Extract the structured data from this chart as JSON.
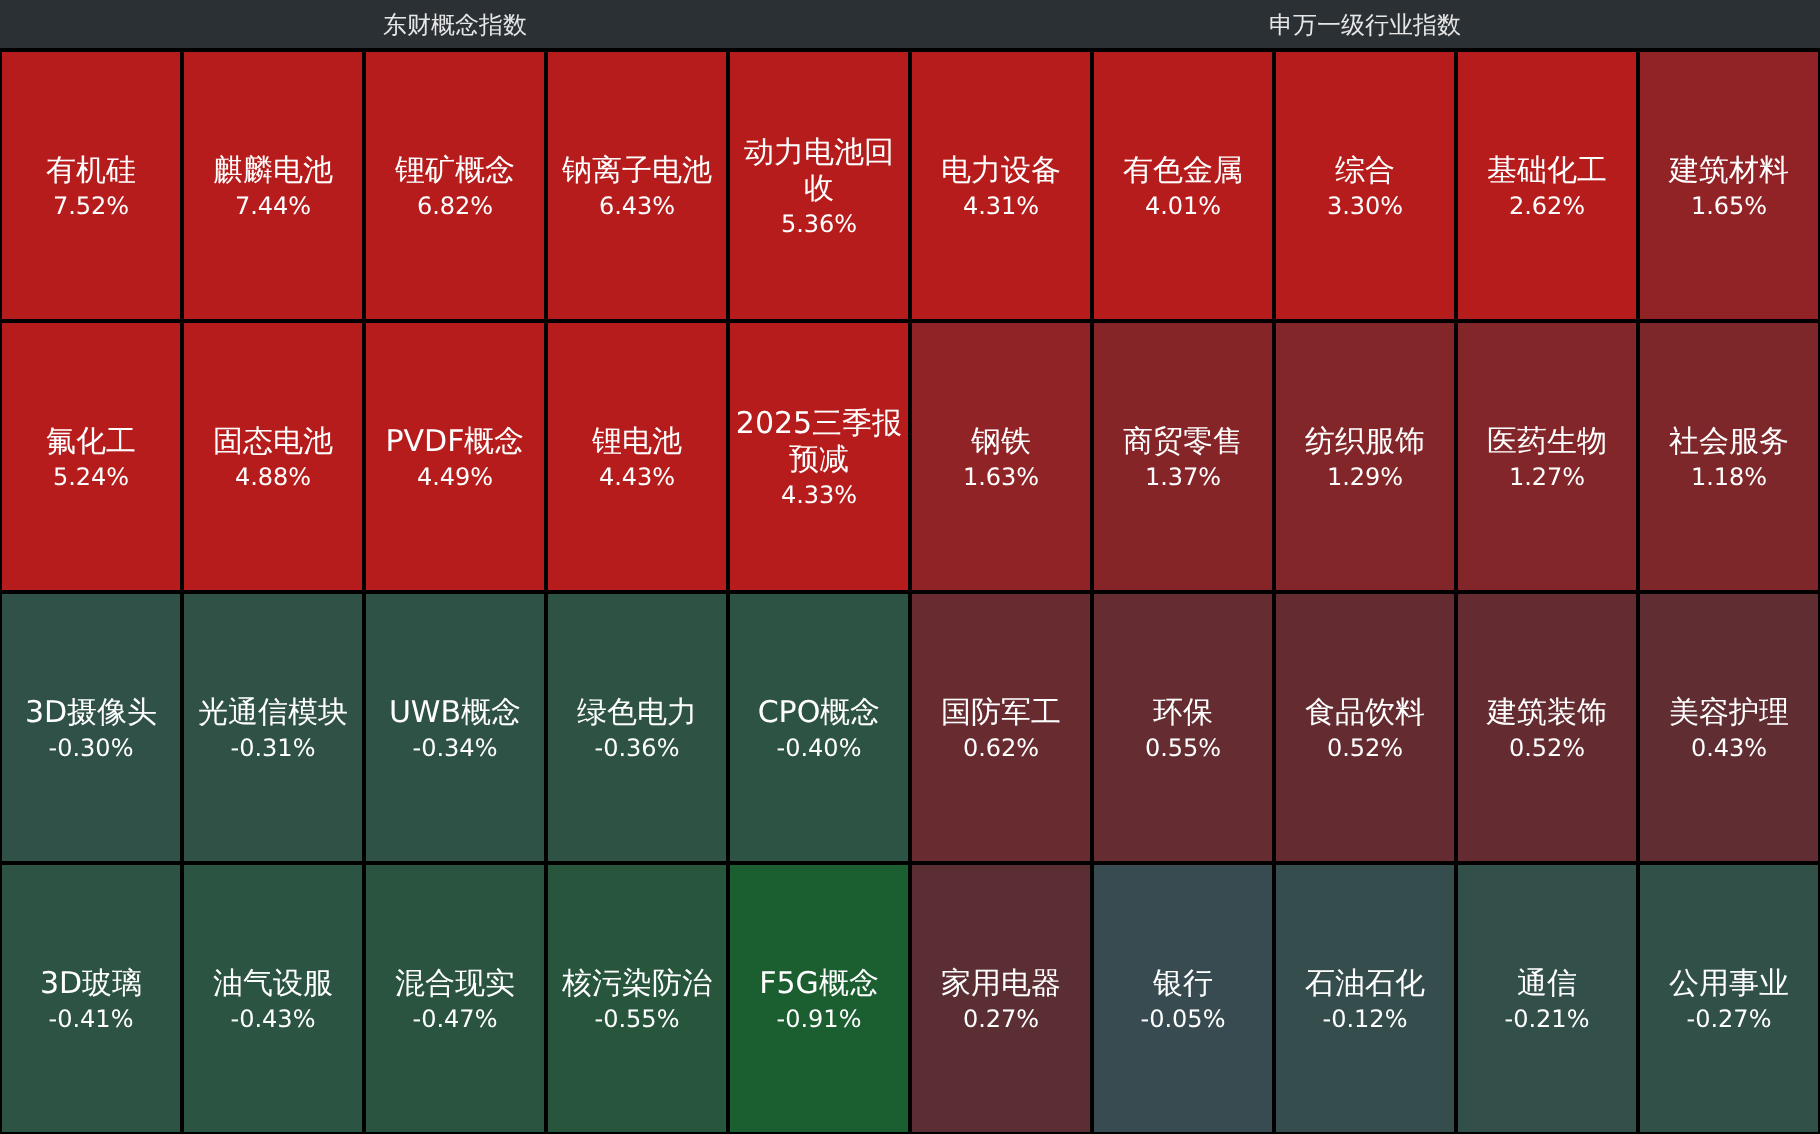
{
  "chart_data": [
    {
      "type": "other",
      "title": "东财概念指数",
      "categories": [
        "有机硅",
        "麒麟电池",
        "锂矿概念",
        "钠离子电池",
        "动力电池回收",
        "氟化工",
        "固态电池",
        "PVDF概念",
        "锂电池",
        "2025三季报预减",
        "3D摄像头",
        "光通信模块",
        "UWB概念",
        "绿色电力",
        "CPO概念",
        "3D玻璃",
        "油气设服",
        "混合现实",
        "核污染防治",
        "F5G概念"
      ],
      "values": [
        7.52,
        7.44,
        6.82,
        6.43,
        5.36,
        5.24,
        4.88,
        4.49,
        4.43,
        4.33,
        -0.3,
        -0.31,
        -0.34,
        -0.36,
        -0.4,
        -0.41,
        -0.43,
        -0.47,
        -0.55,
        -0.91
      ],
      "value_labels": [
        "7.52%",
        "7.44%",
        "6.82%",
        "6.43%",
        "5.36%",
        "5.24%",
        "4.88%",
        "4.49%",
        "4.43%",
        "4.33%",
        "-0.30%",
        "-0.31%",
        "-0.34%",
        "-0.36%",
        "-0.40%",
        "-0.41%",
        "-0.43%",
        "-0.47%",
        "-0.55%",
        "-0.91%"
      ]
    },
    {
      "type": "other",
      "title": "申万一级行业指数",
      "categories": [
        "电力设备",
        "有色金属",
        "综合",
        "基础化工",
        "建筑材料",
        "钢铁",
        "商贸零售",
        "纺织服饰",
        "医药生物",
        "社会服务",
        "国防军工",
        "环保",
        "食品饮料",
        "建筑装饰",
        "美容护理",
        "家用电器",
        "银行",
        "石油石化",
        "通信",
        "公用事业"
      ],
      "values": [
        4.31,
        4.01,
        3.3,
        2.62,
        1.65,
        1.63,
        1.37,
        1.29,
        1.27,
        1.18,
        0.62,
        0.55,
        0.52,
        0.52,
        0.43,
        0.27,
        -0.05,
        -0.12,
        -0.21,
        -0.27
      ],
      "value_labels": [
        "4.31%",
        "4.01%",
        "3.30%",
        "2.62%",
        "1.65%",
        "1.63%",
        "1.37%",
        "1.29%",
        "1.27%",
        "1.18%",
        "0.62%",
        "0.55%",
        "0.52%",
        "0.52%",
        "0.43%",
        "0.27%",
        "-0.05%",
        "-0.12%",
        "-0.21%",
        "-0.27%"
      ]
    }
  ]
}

- _Short exercise_: Pictures stay out; reproduce every line of the records exactly.

- _Solution to this task_:
Extract the structured data from this chart as JSON.
{
  "chart_data": [
    {
      "type": "other",
      "title": "东财概念指数",
      "categories": [
        "有机硅",
        "麒麟电池",
        "锂矿概念",
        "钠离子电池",
        "动力电池回收",
        "氟化工",
        "固态电池",
        "PVDF概念",
        "锂电池",
        "2025三季报预减",
        "3D摄像头",
        "光通信模块",
        "UWB概念",
        "绿色电力",
        "CPO概念",
        "3D玻璃",
        "油气设服",
        "混合现实",
        "核污染防治",
        "F5G概念"
      ],
      "values": [
        7.52,
        7.44,
        6.82,
        6.43,
        5.36,
        5.24,
        4.88,
        4.49,
        4.43,
        4.33,
        -0.3,
        -0.31,
        -0.34,
        -0.36,
        -0.4,
        -0.41,
        -0.43,
        -0.47,
        -0.55,
        -0.91
      ],
      "value_labels": [
        "7.52%",
        "7.44%",
        "6.82%",
        "6.43%",
        "5.36%",
        "5.24%",
        "4.88%",
        "4.49%",
        "4.43%",
        "4.33%",
        "-0.30%",
        "-0.31%",
        "-0.34%",
        "-0.36%",
        "-0.40%",
        "-0.41%",
        "-0.43%",
        "-0.47%",
        "-0.55%",
        "-0.91%"
      ]
    },
    {
      "type": "other",
      "title": "申万一级行业指数",
      "categories": [
        "电力设备",
        "有色金属",
        "综合",
        "基础化工",
        "建筑材料",
        "钢铁",
        "商贸零售",
        "纺织服饰",
        "医药生物",
        "社会服务",
        "国防军工",
        "环保",
        "食品饮料",
        "建筑装饰",
        "美容护理",
        "家用电器",
        "银行",
        "石油石化",
        "通信",
        "公用事业"
      ],
      "values": [
        4.31,
        4.01,
        3.3,
        2.62,
        1.65,
        1.63,
        1.37,
        1.29,
        1.27,
        1.18,
        0.62,
        0.55,
        0.52,
        0.52,
        0.43,
        0.27,
        -0.05,
        -0.12,
        -0.21,
        -0.27
      ],
      "value_labels": [
        "4.31%",
        "4.01%",
        "3.30%",
        "2.62%",
        "1.65%",
        "1.63%",
        "1.37%",
        "1.29%",
        "1.27%",
        "1.18%",
        "0.62%",
        "0.55%",
        "0.52%",
        "0.52%",
        "0.43%",
        "0.27%",
        "-0.05%",
        "-0.12%",
        "-0.21%",
        "-0.27%"
      ]
    }
  ]
}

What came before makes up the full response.